Copy out every line in the entries below that includes "configure".

___ TASK MATERIAL

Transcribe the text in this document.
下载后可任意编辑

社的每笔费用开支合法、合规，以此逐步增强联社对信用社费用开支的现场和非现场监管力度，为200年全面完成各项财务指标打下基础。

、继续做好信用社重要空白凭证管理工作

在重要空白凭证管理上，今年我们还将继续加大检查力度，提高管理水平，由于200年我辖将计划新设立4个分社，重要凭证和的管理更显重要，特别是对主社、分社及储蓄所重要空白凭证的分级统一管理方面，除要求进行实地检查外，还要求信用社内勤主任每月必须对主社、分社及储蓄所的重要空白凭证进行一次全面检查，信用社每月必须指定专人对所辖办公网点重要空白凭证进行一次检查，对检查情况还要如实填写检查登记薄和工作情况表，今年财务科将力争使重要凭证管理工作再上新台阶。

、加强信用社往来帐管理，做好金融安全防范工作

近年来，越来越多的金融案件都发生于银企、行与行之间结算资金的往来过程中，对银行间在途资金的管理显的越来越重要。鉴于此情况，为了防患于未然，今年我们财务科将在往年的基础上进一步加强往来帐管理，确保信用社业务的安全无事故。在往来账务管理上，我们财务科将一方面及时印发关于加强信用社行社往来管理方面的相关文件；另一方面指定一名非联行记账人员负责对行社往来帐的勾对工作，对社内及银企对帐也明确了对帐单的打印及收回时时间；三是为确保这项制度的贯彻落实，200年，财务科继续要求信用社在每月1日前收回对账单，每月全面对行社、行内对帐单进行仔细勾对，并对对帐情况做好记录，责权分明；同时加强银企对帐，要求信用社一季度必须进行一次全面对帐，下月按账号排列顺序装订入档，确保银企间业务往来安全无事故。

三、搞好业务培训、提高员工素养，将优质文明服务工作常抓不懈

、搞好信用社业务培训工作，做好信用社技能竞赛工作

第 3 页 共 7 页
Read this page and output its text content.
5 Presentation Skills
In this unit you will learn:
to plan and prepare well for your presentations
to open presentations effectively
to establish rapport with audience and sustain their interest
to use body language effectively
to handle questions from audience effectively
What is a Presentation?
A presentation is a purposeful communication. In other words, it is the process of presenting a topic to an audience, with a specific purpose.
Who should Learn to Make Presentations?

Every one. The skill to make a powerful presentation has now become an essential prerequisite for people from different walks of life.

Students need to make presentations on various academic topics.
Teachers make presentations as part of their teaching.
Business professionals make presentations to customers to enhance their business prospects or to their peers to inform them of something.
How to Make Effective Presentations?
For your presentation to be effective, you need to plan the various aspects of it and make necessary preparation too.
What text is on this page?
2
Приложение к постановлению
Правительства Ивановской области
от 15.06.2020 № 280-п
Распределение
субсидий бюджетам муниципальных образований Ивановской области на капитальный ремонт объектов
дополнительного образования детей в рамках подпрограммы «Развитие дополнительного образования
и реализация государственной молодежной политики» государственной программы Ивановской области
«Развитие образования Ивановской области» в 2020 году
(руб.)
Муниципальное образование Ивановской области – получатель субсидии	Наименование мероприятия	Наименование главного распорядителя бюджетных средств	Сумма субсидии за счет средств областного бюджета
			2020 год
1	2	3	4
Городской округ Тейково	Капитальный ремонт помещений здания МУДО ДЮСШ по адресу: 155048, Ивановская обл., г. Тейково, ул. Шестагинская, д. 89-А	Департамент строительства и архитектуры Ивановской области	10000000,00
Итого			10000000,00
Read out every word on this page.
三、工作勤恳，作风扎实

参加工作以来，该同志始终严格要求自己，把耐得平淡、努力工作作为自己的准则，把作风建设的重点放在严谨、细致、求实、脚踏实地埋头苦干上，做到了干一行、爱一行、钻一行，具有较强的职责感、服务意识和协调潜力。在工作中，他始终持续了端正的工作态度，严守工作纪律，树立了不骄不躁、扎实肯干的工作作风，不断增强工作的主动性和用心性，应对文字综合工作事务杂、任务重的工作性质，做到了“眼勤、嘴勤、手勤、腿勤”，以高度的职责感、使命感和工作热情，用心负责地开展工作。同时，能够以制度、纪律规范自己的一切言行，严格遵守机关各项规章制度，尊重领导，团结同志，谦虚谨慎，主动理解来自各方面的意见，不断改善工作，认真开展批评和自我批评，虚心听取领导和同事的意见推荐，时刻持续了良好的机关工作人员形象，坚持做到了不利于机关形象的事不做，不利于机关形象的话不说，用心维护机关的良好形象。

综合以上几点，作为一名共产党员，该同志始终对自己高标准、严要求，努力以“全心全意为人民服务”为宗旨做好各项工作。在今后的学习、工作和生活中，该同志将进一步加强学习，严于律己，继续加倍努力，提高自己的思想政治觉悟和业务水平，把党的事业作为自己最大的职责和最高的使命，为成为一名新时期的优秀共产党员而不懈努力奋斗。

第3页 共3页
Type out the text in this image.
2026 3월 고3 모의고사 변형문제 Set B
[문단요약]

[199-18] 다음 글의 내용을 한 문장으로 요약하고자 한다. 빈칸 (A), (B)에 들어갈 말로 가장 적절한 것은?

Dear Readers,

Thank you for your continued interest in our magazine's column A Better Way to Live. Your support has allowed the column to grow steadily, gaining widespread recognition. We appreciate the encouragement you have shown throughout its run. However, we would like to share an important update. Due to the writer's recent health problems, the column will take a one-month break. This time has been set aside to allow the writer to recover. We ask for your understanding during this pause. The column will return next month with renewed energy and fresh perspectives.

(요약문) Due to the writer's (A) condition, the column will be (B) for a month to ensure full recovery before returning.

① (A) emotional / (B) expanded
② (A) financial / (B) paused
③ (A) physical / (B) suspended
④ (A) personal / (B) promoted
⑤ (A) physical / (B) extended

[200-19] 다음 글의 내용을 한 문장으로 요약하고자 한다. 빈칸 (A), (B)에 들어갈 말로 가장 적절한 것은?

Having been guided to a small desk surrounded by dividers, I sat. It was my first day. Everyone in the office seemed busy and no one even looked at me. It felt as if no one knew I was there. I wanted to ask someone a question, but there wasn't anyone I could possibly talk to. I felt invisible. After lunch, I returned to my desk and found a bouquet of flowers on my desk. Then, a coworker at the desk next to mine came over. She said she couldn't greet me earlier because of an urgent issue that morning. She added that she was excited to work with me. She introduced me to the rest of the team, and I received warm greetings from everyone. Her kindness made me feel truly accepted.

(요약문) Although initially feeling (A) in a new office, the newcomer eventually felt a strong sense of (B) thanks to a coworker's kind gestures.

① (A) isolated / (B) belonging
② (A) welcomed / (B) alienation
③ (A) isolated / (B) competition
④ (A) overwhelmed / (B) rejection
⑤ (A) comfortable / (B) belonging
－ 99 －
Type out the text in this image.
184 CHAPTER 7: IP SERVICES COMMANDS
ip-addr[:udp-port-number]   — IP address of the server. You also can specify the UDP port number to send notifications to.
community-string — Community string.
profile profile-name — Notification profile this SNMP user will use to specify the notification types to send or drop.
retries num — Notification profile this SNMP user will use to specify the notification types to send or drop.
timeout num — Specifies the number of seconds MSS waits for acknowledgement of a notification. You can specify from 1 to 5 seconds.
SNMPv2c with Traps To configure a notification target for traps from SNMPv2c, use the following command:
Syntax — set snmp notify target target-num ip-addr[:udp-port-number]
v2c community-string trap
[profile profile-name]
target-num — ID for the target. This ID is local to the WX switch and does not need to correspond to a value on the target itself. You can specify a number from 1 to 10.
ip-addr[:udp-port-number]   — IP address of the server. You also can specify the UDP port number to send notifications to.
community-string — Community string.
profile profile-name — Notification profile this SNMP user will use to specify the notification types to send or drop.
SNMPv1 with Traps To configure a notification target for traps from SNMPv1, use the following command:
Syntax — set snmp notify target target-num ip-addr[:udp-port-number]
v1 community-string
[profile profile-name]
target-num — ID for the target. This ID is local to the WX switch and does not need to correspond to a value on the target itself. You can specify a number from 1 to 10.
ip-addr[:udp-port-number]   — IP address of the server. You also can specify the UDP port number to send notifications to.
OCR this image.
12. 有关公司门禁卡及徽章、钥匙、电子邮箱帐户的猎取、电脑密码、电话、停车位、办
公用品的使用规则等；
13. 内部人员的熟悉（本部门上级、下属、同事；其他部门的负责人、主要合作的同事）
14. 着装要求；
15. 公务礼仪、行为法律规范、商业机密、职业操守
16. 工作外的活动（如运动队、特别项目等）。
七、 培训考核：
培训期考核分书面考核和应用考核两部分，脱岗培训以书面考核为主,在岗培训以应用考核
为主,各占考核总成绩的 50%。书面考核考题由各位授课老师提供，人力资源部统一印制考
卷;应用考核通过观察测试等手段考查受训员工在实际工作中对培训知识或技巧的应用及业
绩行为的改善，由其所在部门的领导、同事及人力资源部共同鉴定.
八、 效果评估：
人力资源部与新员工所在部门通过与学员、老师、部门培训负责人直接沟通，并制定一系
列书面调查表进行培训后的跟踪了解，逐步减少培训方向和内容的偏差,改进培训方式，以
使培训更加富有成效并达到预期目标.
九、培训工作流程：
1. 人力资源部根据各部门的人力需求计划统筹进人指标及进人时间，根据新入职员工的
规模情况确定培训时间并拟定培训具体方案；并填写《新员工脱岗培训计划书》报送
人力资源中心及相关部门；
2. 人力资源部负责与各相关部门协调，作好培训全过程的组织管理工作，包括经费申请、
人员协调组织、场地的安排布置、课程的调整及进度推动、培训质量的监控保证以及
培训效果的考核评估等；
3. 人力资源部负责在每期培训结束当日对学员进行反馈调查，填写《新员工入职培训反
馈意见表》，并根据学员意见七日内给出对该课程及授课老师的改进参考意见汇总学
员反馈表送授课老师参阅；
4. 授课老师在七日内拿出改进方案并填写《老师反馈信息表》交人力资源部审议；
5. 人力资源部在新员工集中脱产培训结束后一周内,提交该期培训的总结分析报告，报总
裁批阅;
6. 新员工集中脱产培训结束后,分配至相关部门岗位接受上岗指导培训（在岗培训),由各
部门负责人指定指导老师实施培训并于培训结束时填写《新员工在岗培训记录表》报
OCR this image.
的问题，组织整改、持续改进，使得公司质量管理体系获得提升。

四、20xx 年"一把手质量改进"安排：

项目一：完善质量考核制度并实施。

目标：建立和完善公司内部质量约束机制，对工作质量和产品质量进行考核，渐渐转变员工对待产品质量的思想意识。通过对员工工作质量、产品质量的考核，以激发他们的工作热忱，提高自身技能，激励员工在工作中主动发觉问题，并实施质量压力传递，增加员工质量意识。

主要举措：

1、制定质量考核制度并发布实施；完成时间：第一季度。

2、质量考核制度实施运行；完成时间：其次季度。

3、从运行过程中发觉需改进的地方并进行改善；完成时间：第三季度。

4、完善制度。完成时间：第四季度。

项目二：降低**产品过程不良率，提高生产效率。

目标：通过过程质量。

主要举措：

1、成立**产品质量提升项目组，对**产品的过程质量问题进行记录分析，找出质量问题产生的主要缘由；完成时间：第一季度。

______

## RESPONSE TO THE EXERCISE:
SNMPv2c with Traps To configure a notification target for traps from SNMPv2c, use the following command:
SNMPv1 with Traps To configure a notification target for traps from SNMPv1, use the following command:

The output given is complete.